*** GIVEN DATA

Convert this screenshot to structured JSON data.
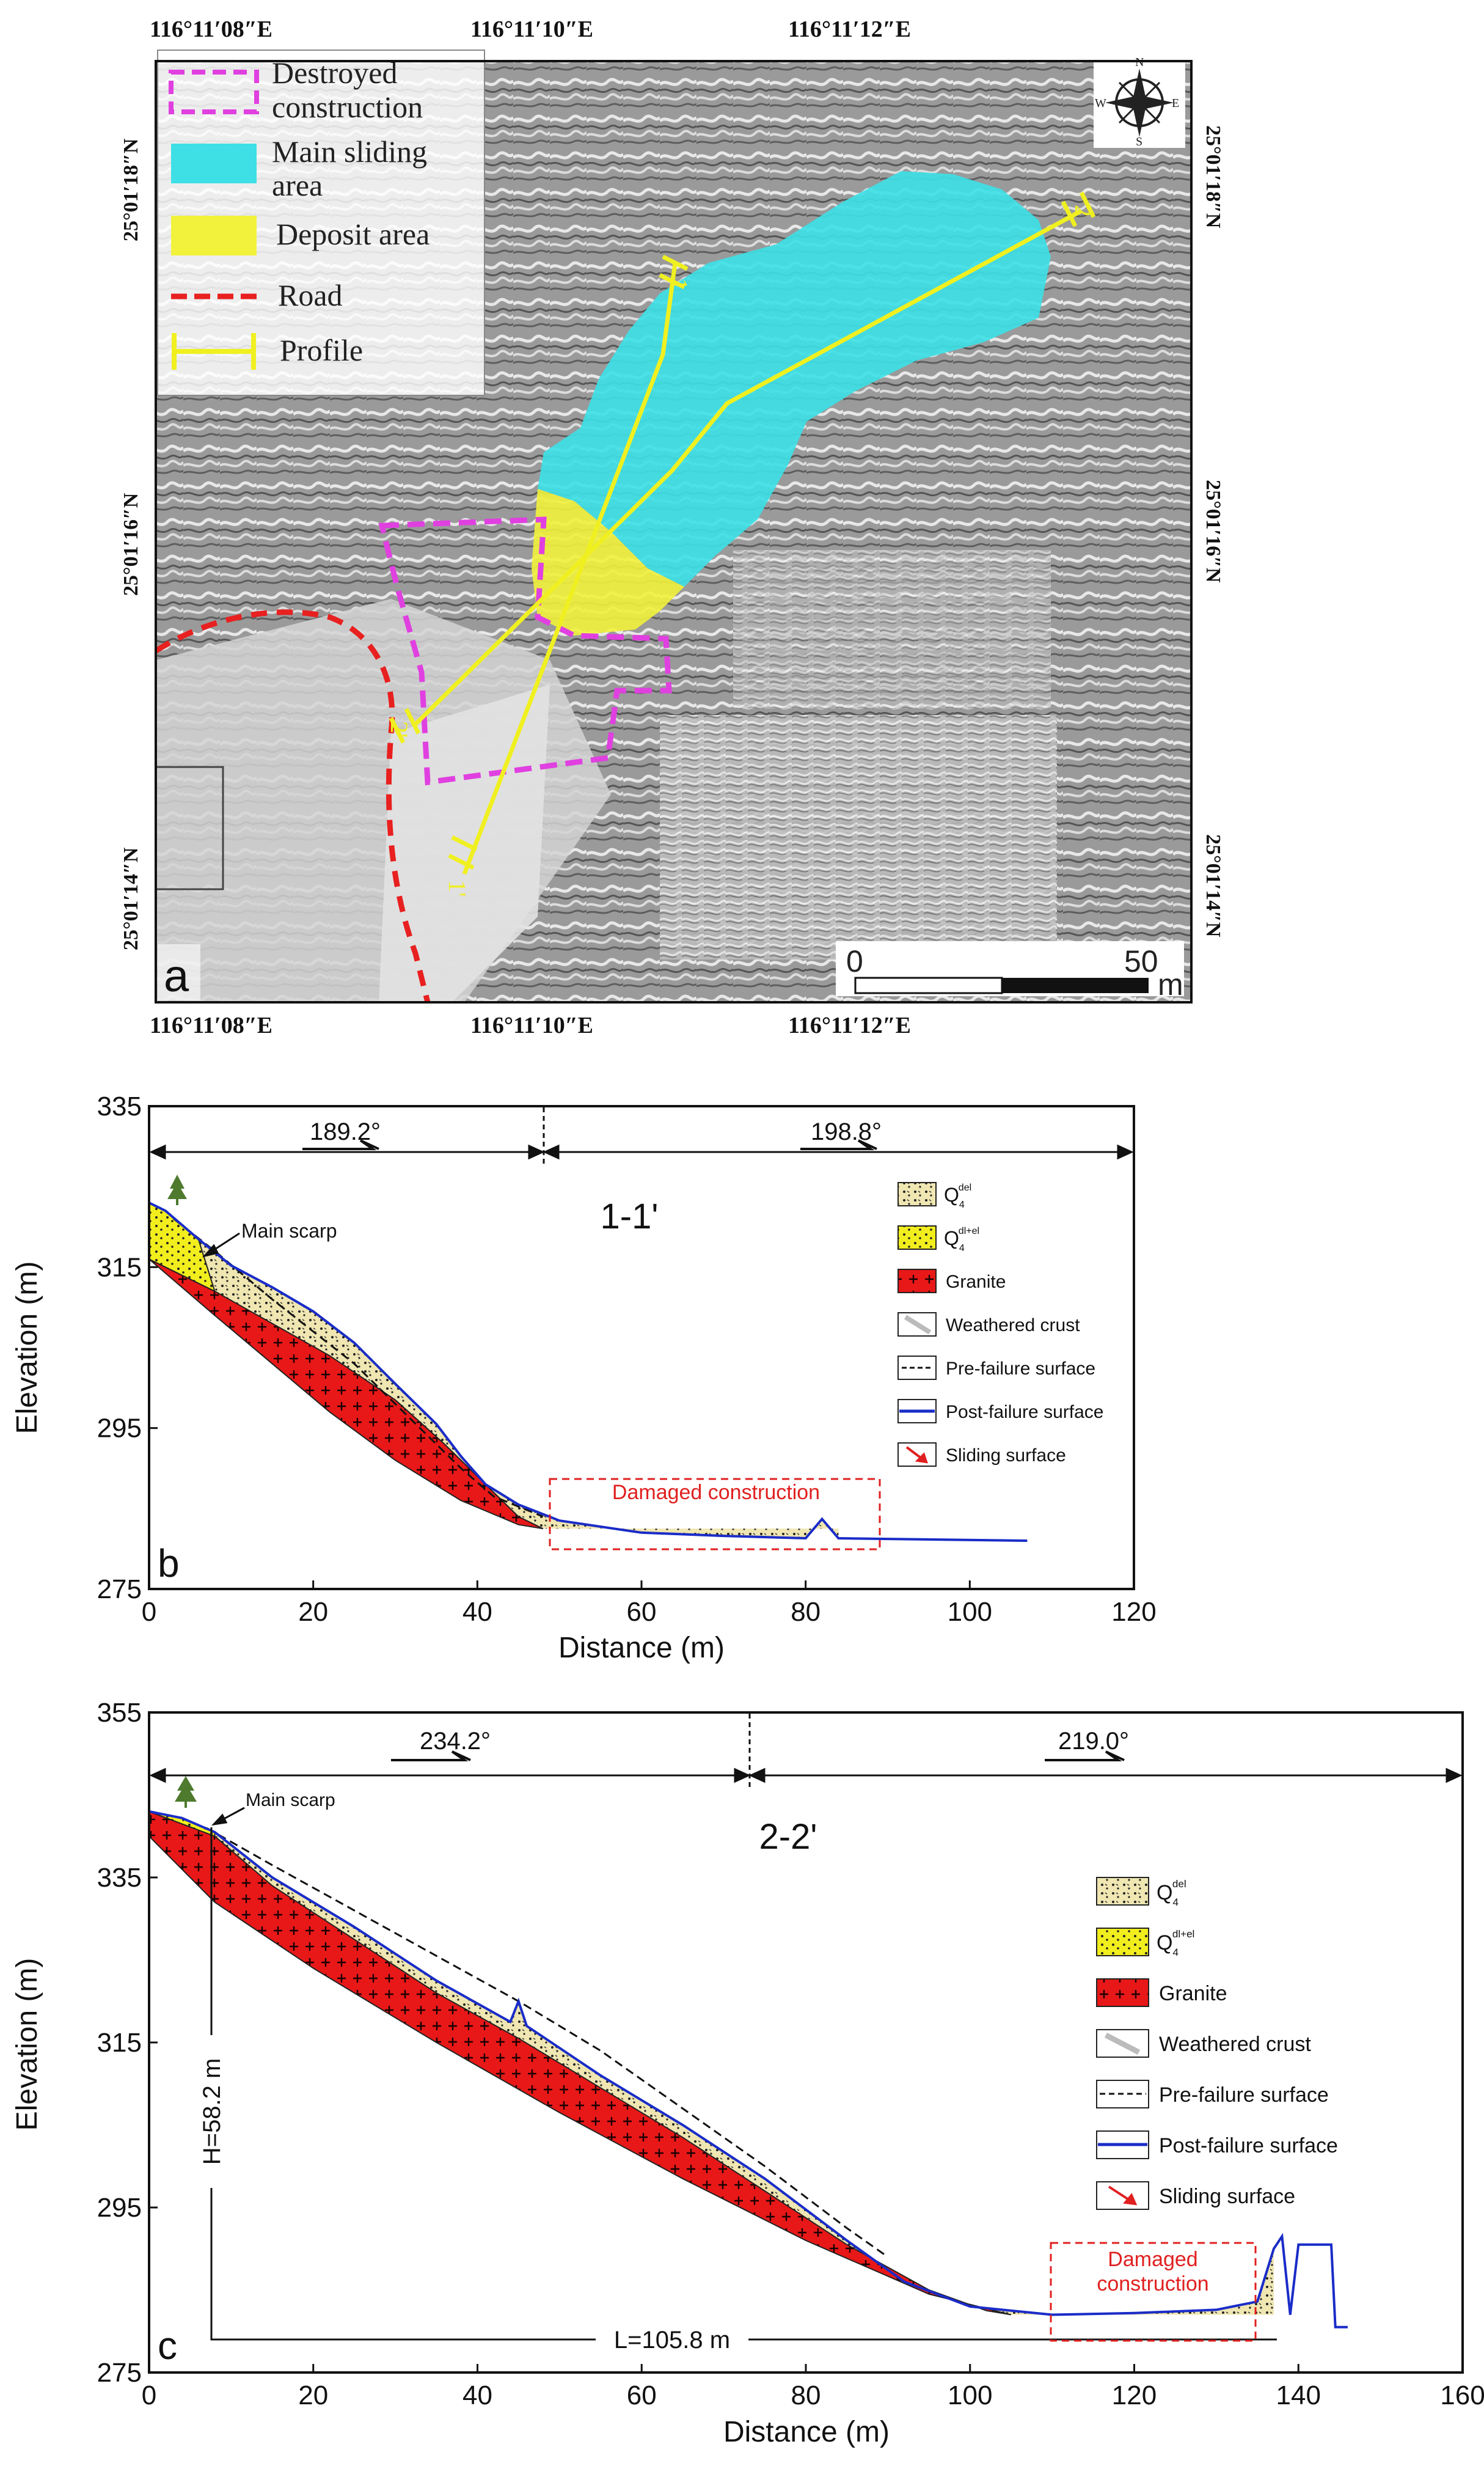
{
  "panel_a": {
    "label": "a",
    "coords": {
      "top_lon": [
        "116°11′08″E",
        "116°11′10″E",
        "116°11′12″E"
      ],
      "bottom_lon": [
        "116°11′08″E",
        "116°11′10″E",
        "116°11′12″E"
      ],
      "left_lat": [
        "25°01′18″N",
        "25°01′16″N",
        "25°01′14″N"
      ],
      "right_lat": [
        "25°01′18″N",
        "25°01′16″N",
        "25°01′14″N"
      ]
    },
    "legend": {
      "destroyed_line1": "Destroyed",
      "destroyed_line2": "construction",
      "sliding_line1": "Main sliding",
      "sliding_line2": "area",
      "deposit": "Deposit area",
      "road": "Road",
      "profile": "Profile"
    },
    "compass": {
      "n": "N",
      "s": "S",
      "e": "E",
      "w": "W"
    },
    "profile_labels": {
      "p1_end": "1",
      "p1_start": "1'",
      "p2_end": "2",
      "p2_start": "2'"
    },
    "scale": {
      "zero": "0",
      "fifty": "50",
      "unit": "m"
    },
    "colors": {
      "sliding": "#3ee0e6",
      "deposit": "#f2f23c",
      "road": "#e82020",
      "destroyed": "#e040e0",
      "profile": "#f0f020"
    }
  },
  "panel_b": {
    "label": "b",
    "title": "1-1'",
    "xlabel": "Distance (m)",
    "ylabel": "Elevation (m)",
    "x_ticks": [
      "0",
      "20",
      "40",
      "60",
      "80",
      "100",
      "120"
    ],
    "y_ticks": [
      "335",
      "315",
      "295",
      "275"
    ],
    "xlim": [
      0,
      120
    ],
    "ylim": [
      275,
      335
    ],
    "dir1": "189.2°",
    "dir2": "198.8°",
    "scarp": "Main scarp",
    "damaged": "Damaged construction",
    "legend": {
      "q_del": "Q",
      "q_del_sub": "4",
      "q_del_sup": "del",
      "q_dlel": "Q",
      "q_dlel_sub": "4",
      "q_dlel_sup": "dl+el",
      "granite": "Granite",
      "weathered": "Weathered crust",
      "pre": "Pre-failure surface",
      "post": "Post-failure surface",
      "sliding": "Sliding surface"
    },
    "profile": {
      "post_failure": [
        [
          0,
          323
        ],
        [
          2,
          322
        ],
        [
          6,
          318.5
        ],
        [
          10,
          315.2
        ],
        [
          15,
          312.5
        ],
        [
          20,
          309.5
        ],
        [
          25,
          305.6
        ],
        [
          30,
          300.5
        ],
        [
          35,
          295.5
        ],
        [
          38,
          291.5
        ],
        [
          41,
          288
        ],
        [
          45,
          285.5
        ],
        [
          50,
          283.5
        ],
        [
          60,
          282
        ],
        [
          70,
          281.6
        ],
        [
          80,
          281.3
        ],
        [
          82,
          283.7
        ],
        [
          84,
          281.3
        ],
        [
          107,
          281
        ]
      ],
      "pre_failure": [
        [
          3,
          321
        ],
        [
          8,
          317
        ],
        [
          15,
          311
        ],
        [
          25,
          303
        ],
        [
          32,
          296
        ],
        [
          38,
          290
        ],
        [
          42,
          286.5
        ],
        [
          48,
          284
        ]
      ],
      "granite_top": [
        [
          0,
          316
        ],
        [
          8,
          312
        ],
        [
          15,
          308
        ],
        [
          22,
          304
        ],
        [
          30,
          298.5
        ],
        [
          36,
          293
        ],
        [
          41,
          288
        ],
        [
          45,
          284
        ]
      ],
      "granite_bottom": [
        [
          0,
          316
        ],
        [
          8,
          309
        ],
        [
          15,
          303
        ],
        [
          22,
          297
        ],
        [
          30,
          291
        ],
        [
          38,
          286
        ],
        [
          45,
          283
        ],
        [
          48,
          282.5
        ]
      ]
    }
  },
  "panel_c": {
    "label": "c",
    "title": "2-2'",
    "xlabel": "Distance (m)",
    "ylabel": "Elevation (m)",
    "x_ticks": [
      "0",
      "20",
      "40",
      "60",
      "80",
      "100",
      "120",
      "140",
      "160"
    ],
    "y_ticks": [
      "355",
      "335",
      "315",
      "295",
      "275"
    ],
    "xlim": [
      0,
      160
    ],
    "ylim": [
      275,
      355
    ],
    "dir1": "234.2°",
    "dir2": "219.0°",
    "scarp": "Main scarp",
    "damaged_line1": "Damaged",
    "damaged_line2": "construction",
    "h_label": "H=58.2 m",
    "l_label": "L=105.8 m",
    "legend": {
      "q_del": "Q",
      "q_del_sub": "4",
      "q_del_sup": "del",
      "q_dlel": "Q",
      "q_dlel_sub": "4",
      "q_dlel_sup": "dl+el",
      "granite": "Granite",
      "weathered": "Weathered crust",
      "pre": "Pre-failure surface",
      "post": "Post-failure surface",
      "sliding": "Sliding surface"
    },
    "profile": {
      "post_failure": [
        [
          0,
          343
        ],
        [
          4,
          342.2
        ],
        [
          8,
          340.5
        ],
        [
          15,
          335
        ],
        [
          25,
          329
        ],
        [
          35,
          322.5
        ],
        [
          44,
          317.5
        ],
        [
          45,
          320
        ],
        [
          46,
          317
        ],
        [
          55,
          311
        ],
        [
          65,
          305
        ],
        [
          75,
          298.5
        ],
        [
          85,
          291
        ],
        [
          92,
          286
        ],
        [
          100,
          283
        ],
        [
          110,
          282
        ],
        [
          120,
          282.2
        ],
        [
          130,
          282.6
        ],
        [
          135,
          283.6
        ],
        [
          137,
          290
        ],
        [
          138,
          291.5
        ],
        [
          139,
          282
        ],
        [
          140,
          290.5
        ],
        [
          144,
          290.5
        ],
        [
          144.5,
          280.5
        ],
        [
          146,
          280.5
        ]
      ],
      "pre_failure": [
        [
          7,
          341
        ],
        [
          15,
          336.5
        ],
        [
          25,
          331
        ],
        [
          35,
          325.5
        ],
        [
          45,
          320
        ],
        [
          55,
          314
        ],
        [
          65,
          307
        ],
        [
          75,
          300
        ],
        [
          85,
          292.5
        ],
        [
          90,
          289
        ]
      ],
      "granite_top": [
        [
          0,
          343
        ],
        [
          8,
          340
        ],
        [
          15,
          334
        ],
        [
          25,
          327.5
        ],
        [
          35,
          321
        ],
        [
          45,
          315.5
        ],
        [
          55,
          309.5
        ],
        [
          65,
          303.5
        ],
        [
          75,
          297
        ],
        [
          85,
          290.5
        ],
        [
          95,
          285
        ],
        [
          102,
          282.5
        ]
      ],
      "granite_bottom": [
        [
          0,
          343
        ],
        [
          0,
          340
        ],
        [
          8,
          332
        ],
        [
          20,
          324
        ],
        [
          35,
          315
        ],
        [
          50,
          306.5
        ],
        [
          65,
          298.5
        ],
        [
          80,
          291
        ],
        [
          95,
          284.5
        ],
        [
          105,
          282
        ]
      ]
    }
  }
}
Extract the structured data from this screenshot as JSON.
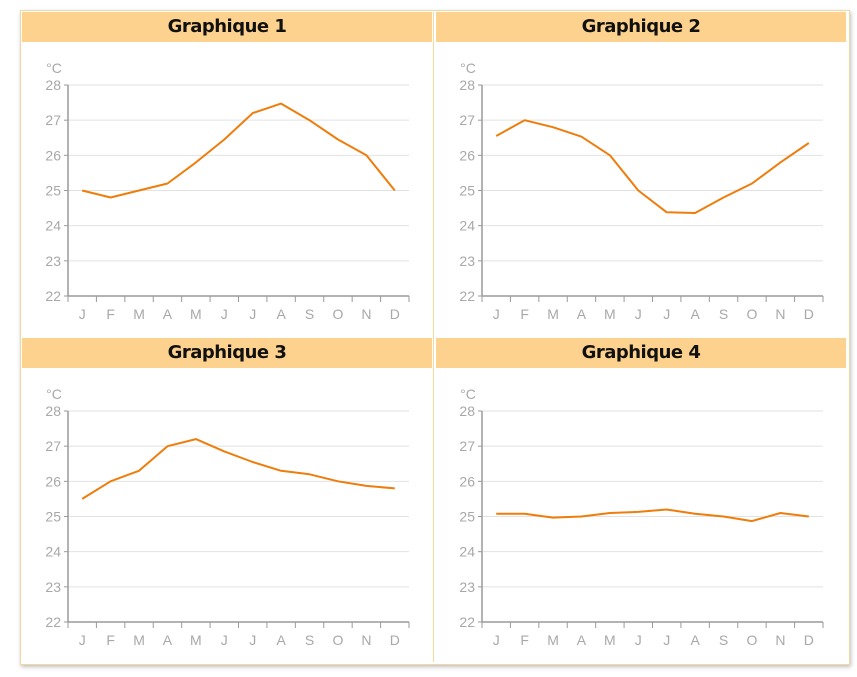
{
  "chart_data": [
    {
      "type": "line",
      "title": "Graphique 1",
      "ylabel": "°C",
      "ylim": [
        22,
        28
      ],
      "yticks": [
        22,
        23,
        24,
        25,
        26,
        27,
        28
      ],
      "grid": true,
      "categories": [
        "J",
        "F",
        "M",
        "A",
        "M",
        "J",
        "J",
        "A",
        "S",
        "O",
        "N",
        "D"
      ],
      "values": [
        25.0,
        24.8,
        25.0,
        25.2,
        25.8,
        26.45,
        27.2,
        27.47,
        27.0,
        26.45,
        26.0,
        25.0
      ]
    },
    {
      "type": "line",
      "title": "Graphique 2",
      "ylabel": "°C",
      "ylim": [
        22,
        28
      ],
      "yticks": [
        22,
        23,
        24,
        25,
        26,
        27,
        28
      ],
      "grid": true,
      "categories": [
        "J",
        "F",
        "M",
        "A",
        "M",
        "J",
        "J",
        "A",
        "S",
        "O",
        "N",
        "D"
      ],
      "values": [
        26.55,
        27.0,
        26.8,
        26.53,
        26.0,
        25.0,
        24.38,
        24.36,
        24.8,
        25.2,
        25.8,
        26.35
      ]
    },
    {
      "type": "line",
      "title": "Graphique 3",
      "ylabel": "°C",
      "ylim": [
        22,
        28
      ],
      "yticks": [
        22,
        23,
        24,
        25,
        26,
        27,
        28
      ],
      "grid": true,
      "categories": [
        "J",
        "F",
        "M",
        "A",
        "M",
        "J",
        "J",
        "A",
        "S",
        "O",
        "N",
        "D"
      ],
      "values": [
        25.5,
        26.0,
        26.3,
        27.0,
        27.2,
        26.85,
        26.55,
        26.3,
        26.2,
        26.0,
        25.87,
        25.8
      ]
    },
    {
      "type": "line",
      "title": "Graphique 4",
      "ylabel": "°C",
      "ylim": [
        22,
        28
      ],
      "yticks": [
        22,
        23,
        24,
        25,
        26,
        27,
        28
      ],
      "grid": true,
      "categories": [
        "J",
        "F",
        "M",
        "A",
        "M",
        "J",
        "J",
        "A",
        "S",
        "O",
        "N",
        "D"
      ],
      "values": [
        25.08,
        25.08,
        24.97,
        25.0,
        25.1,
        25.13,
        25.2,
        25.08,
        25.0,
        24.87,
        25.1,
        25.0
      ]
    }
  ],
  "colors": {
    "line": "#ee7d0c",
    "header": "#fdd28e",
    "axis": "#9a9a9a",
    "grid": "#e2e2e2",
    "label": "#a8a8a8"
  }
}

******

## TASK TO COMPLETE
Return, from the data, each line that has the word "structured" in it.

## ANSWER TO THE PROBLEM
Convert this screenshot to structured JSON data.
Extract the structured data from this screenshot as JSON.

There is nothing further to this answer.